What to work on:
Using the entries below, say how many of the lines carry "title". Write the number alone.

** Material for this exercise follows **

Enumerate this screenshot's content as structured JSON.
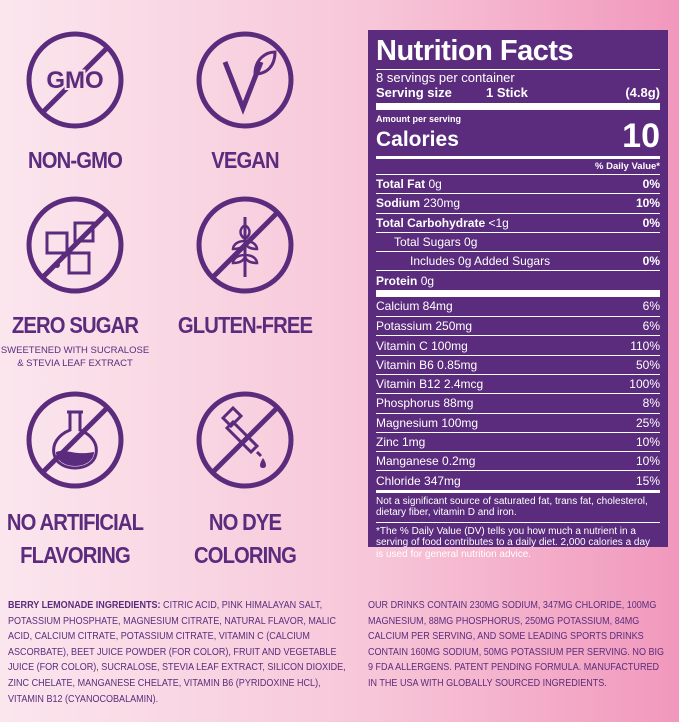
{
  "badges": [
    {
      "icon_text": "GMO",
      "label_lines": [
        "NON-GMO"
      ]
    },
    {
      "label_lines": [
        "VEGAN"
      ]
    },
    {
      "label_lines": [
        "ZERO SUGAR"
      ],
      "note_lines": [
        "SWEETENED WITH SUCRALOSE",
        "& STEVIA LEAF EXTRACT"
      ]
    },
    {
      "label_lines": [
        "GLUTEN-FREE"
      ]
    },
    {
      "label_lines": [
        "NO ARTIFICIAL",
        "FLAVORING"
      ]
    },
    {
      "label_lines": [
        "NO DYE",
        "COLORING"
      ]
    }
  ],
  "nutrition": {
    "title": "Nutrition Facts",
    "servings": "8 servings per container",
    "serving_size_label": "Serving size",
    "serving_size": "1 Stick",
    "serving_weight": "(4.8g)",
    "amount_per_serving": "Amount per serving",
    "calories_label": "Calories",
    "calories": "10",
    "dv_header": "% Daily Value*",
    "macros": [
      {
        "name": "Total Fat",
        "amount": "0g",
        "dv": "0%"
      },
      {
        "name": "Sodium",
        "amount": "230mg",
        "dv": "10%"
      },
      {
        "name": "Total Carbohydrate",
        "amount": "<1g",
        "dv": "0%"
      },
      {
        "name": "Total Sugars",
        "amount": "0g"
      },
      {
        "name": "Includes 0g Added Sugars",
        "dv": "0%"
      },
      {
        "name": "Protein",
        "amount": "0g"
      }
    ],
    "micros": [
      {
        "name": "Calcium 84mg",
        "dv": "6%"
      },
      {
        "name": "Potassium 250mg",
        "dv": "6%"
      },
      {
        "name": "Vitamin C 100mg",
        "dv": "110%"
      },
      {
        "name": "Vitamin B6 0.85mg",
        "dv": "50%"
      },
      {
        "name": "Vitamin B12 2.4mcg",
        "dv": "100%"
      },
      {
        "name": "Phosphorus 88mg",
        "dv": "8%"
      },
      {
        "name": "Magnesium 100mg",
        "dv": "25%"
      },
      {
        "name": "Zinc 1mg",
        "dv": "10%"
      },
      {
        "name": "Manganese 0.2mg",
        "dv": "10%"
      },
      {
        "name": "Chloride 347mg",
        "dv": "15%"
      }
    ],
    "footnotes": [
      "Not a significant source of saturated fat, trans fat, cholesterol, dietary fiber, vitamin D and iron.",
      "*The % Daily Value (DV) tells you how much a nutrient in a serving of food contributes to a daily diet. 2,000 calories a day is used for general nutrition advice."
    ]
  },
  "ingredients": {
    "label": "BERRY LEMONADE INGREDIENTS:",
    "text": "CITRIC ACID, PINK HIMALAYAN SALT, POTASSIUM PHOSPHATE, MAGNESIUM CITRATE, NATURAL FLAVOR, MALIC ACID, CALCIUM CITRATE, POTASSIUM CITRATE, VITAMIN C (CALCIUM ASCORBATE), BEET JUICE POWDER (FOR COLOR), FRUIT AND VEGETABLE JUICE (FOR COLOR), SUCRALOSE, STEVIA LEAF EXTRACT, SILICON DIOXIDE, ZINC CHELATE, MANGANESE CHELATE, VITAMIN B6 (PYRIDOXINE HCL), VITAMIN B12 (CYANOCOBALAMIN)."
  },
  "statement": "OUR DRINKS CONTAIN 230MG SODIUM, 347MG CHLORIDE, 100MG MAGNESIUM, 88MG PHOSPHORUS, 250MG POTASSIUM, 84MG CALCIUM PER SERVING, AND SOME LEADING SPORTS DRINKS CONTAIN 160MG SODIUM, 50MG POTASSIUM PER SERVING. NO BIG 9 FDA ALLERGENS. PATENT PENDING FORMULA. MANUFACTURED IN THE USA WITH GLOBALLY SOURCED INGREDIENTS."
}
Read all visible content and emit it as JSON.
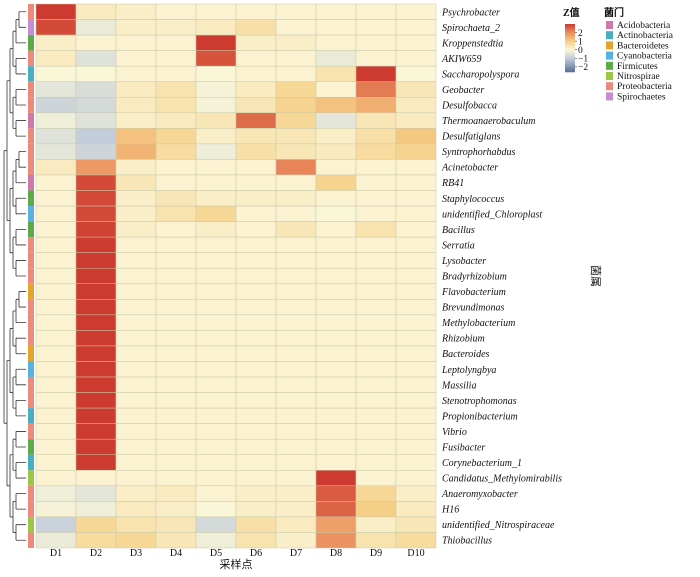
{
  "chart_data": {
    "type": "heatmap",
    "xlabel": "采样点",
    "ylabel": "菌属",
    "x": [
      "D1",
      "D2",
      "D3",
      "D4",
      "D5",
      "D6",
      "D7",
      "D8",
      "D9",
      "D10"
    ],
    "rows": [
      {
        "name": "Psychrobacter",
        "phylum": "Proteobacteria",
        "values": [
          3.0,
          0.3,
          0.2,
          0.1,
          0.1,
          0.1,
          0.1,
          0.1,
          0.1,
          0.1
        ]
      },
      {
        "name": "Spirochaeta_2",
        "phylum": "Spirochaetes",
        "values": [
          2.8,
          -0.3,
          0.2,
          0.2,
          0.3,
          0.6,
          0.1,
          0.1,
          0.1,
          0.1
        ]
      },
      {
        "name": "Kroppenstedtia",
        "phylum": "Firmicutes",
        "values": [
          0.2,
          0.1,
          0.1,
          0.1,
          3.0,
          0.2,
          0.2,
          0.1,
          0.1,
          0.1
        ]
      },
      {
        "name": "AKIW659",
        "phylum": "Proteobacteria",
        "values": [
          0.3,
          -0.5,
          0.1,
          0.1,
          2.7,
          0.1,
          0.1,
          -0.3,
          0.1,
          0.1
        ]
      },
      {
        "name": "Saccharopolyspora",
        "phylum": "Actinobacteria",
        "values": [
          0.0,
          0.0,
          0.1,
          0.1,
          0.0,
          0.1,
          0.1,
          0.5,
          3.0,
          0.0
        ]
      },
      {
        "name": "Geobacter",
        "phylum": "Proteobacteria",
        "values": [
          -0.4,
          -0.6,
          0.3,
          0.5,
          -0.1,
          0.3,
          0.8,
          0.1,
          2.2,
          0.4
        ]
      },
      {
        "name": "Desulfobacca",
        "phylum": "Proteobacteria",
        "values": [
          -0.8,
          -0.7,
          0.3,
          0.5,
          -0.1,
          0.4,
          0.9,
          1.2,
          1.5,
          0.3
        ]
      },
      {
        "name": "Thermoanaerobaculum",
        "phylum": "Acidobacteria",
        "values": [
          -0.2,
          -0.5,
          0.2,
          0.3,
          0.4,
          2.4,
          0.8,
          -0.4,
          0.4,
          0.3
        ]
      },
      {
        "name": "Desulfatiglans",
        "phylum": "Proteobacteria",
        "values": [
          -0.5,
          -1.0,
          1.2,
          0.8,
          0.2,
          0.4,
          0.4,
          0.2,
          0.6,
          1.1
        ]
      },
      {
        "name": "Syntrophorhabdus",
        "phylum": "Proteobacteria",
        "values": [
          -0.4,
          -0.8,
          1.4,
          0.7,
          -0.2,
          0.6,
          0.4,
          0.3,
          0.7,
          0.9
        ]
      },
      {
        "name": "Acinetobacter",
        "phylum": "Proteobacteria",
        "values": [
          0.3,
          1.8,
          0.2,
          0.1,
          0.1,
          0.1,
          2.1,
          0.1,
          0.1,
          0.1
        ]
      },
      {
        "name": "RB41",
        "phylum": "Acidobacteria",
        "values": [
          0.1,
          2.8,
          0.4,
          0.1,
          0.1,
          0.1,
          0.1,
          0.9,
          0.1,
          0.1
        ]
      },
      {
        "name": "Staphylococcus",
        "phylum": "Firmicutes",
        "values": [
          0.1,
          2.8,
          0.2,
          0.4,
          0.2,
          0.2,
          0.2,
          0.1,
          0.1,
          0.1
        ]
      },
      {
        "name": "unidentified_Chloroplast",
        "phylum": "Cyanobacteria",
        "values": [
          0.1,
          2.8,
          0.2,
          0.5,
          0.8,
          0.1,
          0.1,
          0.0,
          0.1,
          0.1
        ]
      },
      {
        "name": "Bacillus",
        "phylum": "Firmicutes",
        "values": [
          0.1,
          2.9,
          0.2,
          0.1,
          0.2,
          0.1,
          0.4,
          0.1,
          0.5,
          0.1
        ]
      },
      {
        "name": "Serratia",
        "phylum": "Proteobacteria",
        "values": [
          0.1,
          3.0,
          0.1,
          0.1,
          0.1,
          0.1,
          0.1,
          0.1,
          0.1,
          0.1
        ]
      },
      {
        "name": "Lysobacter",
        "phylum": "Proteobacteria",
        "values": [
          0.1,
          3.0,
          0.1,
          0.1,
          0.1,
          0.1,
          0.1,
          0.1,
          0.1,
          0.1
        ]
      },
      {
        "name": "Bradyrhizobium",
        "phylum": "Proteobacteria",
        "values": [
          0.1,
          3.0,
          0.1,
          0.1,
          0.1,
          0.1,
          0.1,
          0.1,
          0.1,
          0.1
        ]
      },
      {
        "name": "Flavobacterium",
        "phylum": "Bacteroidetes",
        "values": [
          0.1,
          3.0,
          0.1,
          0.1,
          0.1,
          0.1,
          0.1,
          0.1,
          0.1,
          0.1
        ]
      },
      {
        "name": "Brevundimonas",
        "phylum": "Proteobacteria",
        "values": [
          0.1,
          3.0,
          0.1,
          0.1,
          0.1,
          0.1,
          0.1,
          0.1,
          0.1,
          0.1
        ]
      },
      {
        "name": "Methylobacterium",
        "phylum": "Proteobacteria",
        "values": [
          0.1,
          3.0,
          0.1,
          0.1,
          0.1,
          0.1,
          0.1,
          0.1,
          0.1,
          0.1
        ]
      },
      {
        "name": "Rhizobium",
        "phylum": "Proteobacteria",
        "values": [
          0.1,
          3.0,
          0.1,
          0.1,
          0.1,
          0.1,
          0.1,
          0.1,
          0.1,
          0.1
        ]
      },
      {
        "name": "Bacteroides",
        "phylum": "Bacteroidetes",
        "values": [
          0.1,
          3.0,
          0.1,
          0.1,
          0.1,
          0.1,
          0.1,
          0.1,
          0.1,
          0.1
        ]
      },
      {
        "name": "Leptolyngbya",
        "phylum": "Cyanobacteria",
        "values": [
          0.1,
          3.0,
          0.1,
          0.1,
          0.1,
          0.1,
          0.1,
          0.1,
          0.1,
          0.1
        ]
      },
      {
        "name": "Massilia",
        "phylum": "Proteobacteria",
        "values": [
          0.1,
          3.0,
          0.1,
          0.1,
          0.1,
          0.1,
          0.1,
          0.1,
          0.1,
          0.1
        ]
      },
      {
        "name": "Stenotrophomonas",
        "phylum": "Proteobacteria",
        "values": [
          0.1,
          3.0,
          0.1,
          0.1,
          0.1,
          0.1,
          0.1,
          0.1,
          0.1,
          0.1
        ]
      },
      {
        "name": "Propionibacterium",
        "phylum": "Actinobacteria",
        "values": [
          0.1,
          3.0,
          0.1,
          0.1,
          0.1,
          0.1,
          0.1,
          0.1,
          0.1,
          0.1
        ]
      },
      {
        "name": "Vibrio",
        "phylum": "Proteobacteria",
        "values": [
          0.1,
          3.0,
          0.1,
          0.1,
          0.1,
          0.1,
          0.1,
          0.1,
          0.1,
          0.1
        ]
      },
      {
        "name": "Fusibacter",
        "phylum": "Firmicutes",
        "values": [
          0.1,
          3.0,
          0.1,
          0.1,
          0.1,
          0.1,
          0.1,
          0.1,
          0.1,
          0.1
        ]
      },
      {
        "name": "Corynebacterium_1",
        "phylum": "Actinobacteria",
        "values": [
          0.1,
          3.0,
          0.1,
          0.1,
          0.1,
          0.1,
          0.1,
          0.1,
          0.1,
          0.1
        ]
      },
      {
        "name": "Candidatus_Methylomirabilis",
        "phylum": "Nitrospirae",
        "values": [
          0.1,
          0.1,
          0.1,
          0.1,
          0.1,
          0.1,
          0.1,
          3.0,
          0.1,
          0.1
        ]
      },
      {
        "name": "Anaeromyxobacter",
        "phylum": "Proteobacteria",
        "values": [
          -0.2,
          -0.4,
          0.2,
          0.3,
          0.1,
          0.2,
          0.2,
          2.6,
          0.8,
          0.2
        ]
      },
      {
        "name": "H16",
        "phylum": "Proteobacteria",
        "values": [
          -0.1,
          -0.2,
          0.3,
          0.2,
          0.0,
          0.2,
          0.2,
          2.5,
          1.0,
          0.3
        ]
      },
      {
        "name": "unidentified_Nitrospiraceae",
        "phylum": "Nitrospirae",
        "values": [
          -0.9,
          0.8,
          0.5,
          0.4,
          -0.7,
          0.6,
          0.3,
          1.7,
          0.2,
          0.4
        ]
      },
      {
        "name": "Thiobacillus",
        "phylum": "Proteobacteria",
        "values": [
          -0.3,
          0.7,
          0.8,
          0.4,
          -0.2,
          0.5,
          0.2,
          1.9,
          0.5,
          0.7
        ]
      }
    ],
    "color_scale": {
      "title": "Z值",
      "ticks": [
        2,
        1,
        0,
        -1,
        -2
      ],
      "range": [
        -2.6,
        3.0
      ],
      "stops": [
        {
          "value": -2.6,
          "color": "#5a6f97"
        },
        {
          "value": -1.0,
          "color": "#c3cddb"
        },
        {
          "value": 0.0,
          "color": "#faf6d8"
        },
        {
          "value": 1.0,
          "color": "#f6cf86"
        },
        {
          "value": 2.0,
          "color": "#ea8c5c"
        },
        {
          "value": 3.0,
          "color": "#cd3a2f"
        }
      ]
    },
    "legend": {
      "title": "菌门",
      "placement": "top-right",
      "items": [
        {
          "name": "Acidobacteria",
          "color": "#cf79a8"
        },
        {
          "name": "Actinobacteria",
          "color": "#4aaec1"
        },
        {
          "name": "Bacteroidetes",
          "color": "#e3a52f"
        },
        {
          "name": "Cyanobacteria",
          "color": "#58b2e0"
        },
        {
          "name": "Firmicutes",
          "color": "#5eaa48"
        },
        {
          "name": "Nitrospirae",
          "color": "#9dc646"
        },
        {
          "name": "Proteobacteria",
          "color": "#ee8a7b"
        },
        {
          "name": "Spirochaetes",
          "color": "#c58ed0"
        }
      ]
    }
  }
}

** End of Material for this exercise **

Task output:
3